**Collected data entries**
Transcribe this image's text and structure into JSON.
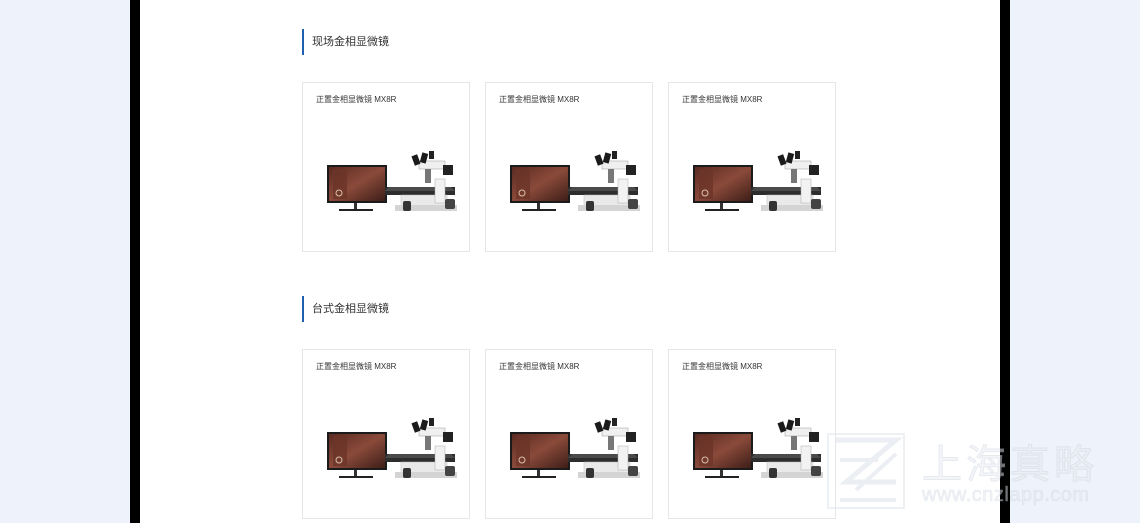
{
  "sections": [
    {
      "title": "现场金相显微镜",
      "products": [
        {
          "name": "正置金相显微镜 MX8R"
        },
        {
          "name": "正置金相显微镜 MX8R"
        },
        {
          "name": "正置金相显微镜 MX8R"
        }
      ]
    },
    {
      "title": "台式金相显微镜",
      "products": [
        {
          "name": "正置金相显微镜 MX8R"
        },
        {
          "name": "正置金相显微镜 MX8R"
        },
        {
          "name": "正置金相显微镜 MX8R"
        }
      ]
    }
  ],
  "watermark": {
    "name": "上海真略",
    "url": "www.cnzlapp.com"
  },
  "colors": {
    "accent": "#1f5fae",
    "page_bg": "#eef2fa"
  },
  "icons": {
    "product_image": "microscope-with-monitor-icon",
    "watermark_logo": "zl-logo-icon"
  }
}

**Stated task**
Transcribe the records above exactly as they appear, leaving out any pictures.

**Written reply**
Transcribe this image's text and structure into JSON.
{
  "sections": [
    {
      "title": "现场金相显微镜",
      "products": [
        {
          "name": "正置金相显微镜 MX8R"
        },
        {
          "name": "正置金相显微镜 MX8R"
        },
        {
          "name": "正置金相显微镜 MX8R"
        }
      ]
    },
    {
      "title": "台式金相显微镜",
      "products": [
        {
          "name": "正置金相显微镜 MX8R"
        },
        {
          "name": "正置金相显微镜 MX8R"
        },
        {
          "name": "正置金相显微镜 MX8R"
        }
      ]
    }
  ],
  "watermark": {
    "name": "上海真略",
    "url": "www.cnzlapp.com"
  },
  "colors": {
    "accent": "#1f5fae",
    "page_bg": "#eef2fa"
  },
  "icons": {
    "product_image": "microscope-with-monitor-icon",
    "watermark_logo": "zl-logo-icon"
  }
}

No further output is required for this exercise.